··· Exercise input
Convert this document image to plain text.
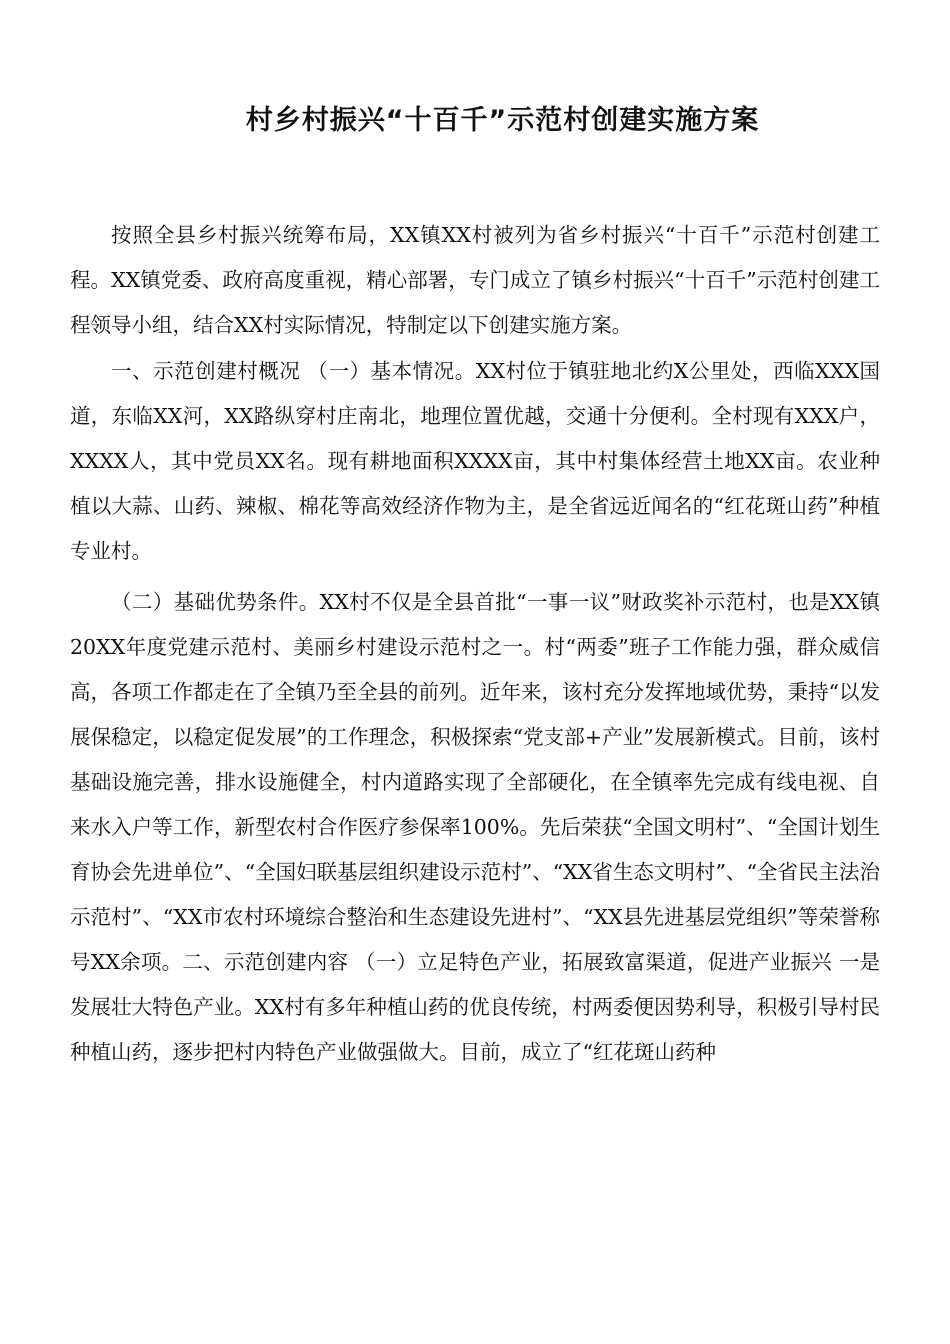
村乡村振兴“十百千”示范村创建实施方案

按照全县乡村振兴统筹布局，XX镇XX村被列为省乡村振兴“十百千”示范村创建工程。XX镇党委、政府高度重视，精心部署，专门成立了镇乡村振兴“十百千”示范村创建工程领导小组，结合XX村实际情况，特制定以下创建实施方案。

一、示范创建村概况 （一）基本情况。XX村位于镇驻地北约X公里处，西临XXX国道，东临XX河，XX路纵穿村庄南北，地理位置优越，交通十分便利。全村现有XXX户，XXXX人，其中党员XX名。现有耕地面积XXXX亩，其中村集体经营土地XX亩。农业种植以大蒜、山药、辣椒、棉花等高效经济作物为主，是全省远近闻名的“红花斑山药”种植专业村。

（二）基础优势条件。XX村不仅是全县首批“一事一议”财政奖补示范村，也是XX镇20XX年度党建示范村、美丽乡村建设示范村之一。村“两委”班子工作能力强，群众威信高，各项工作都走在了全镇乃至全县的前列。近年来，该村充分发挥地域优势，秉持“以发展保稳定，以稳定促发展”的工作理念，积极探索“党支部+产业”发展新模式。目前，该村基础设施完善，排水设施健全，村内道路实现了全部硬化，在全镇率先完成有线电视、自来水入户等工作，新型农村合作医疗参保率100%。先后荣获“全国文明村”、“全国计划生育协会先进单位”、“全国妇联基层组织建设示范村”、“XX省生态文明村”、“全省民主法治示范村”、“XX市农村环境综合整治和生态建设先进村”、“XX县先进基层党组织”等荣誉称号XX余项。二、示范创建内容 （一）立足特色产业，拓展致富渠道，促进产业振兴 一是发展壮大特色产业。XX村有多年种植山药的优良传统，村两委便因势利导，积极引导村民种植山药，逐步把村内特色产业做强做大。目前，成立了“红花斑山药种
······
··· Exercise input
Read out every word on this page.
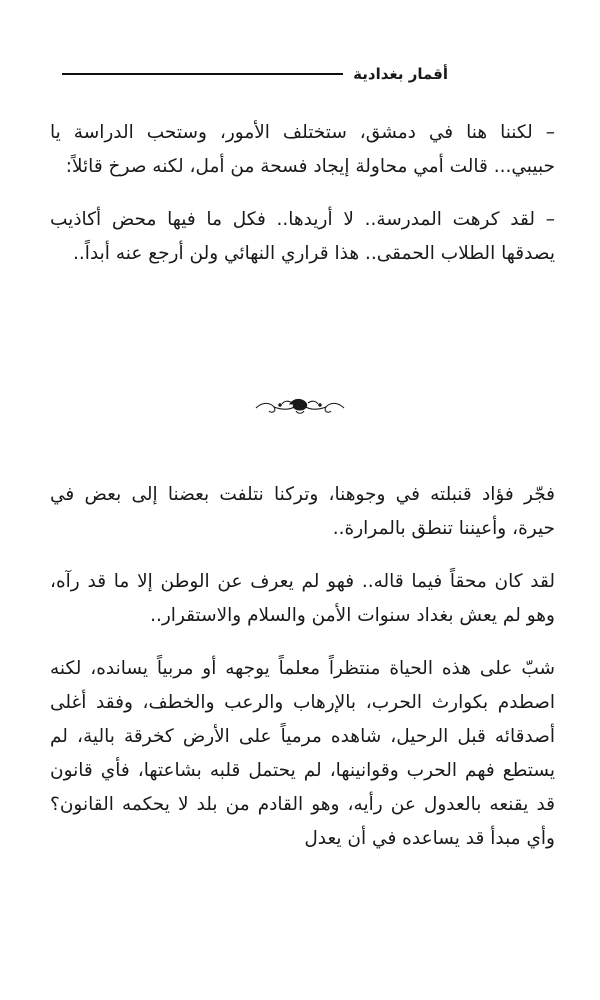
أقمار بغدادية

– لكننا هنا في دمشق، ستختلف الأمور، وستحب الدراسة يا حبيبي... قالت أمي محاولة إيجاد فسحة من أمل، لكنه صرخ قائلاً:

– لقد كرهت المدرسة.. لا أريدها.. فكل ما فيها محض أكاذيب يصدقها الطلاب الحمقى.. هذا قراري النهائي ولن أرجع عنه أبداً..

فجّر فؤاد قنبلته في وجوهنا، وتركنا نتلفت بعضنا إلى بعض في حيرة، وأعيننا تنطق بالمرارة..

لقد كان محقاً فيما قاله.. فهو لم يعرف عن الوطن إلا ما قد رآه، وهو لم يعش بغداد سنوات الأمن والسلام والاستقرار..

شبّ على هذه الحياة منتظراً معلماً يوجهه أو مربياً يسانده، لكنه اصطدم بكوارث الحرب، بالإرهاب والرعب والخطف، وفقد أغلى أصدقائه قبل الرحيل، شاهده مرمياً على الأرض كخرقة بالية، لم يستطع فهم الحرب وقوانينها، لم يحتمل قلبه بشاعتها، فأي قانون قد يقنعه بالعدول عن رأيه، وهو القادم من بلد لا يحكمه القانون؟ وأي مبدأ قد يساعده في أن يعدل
······
Give back only a number, the number of lines where the string "لكنه" occurs.

[Written answer]
2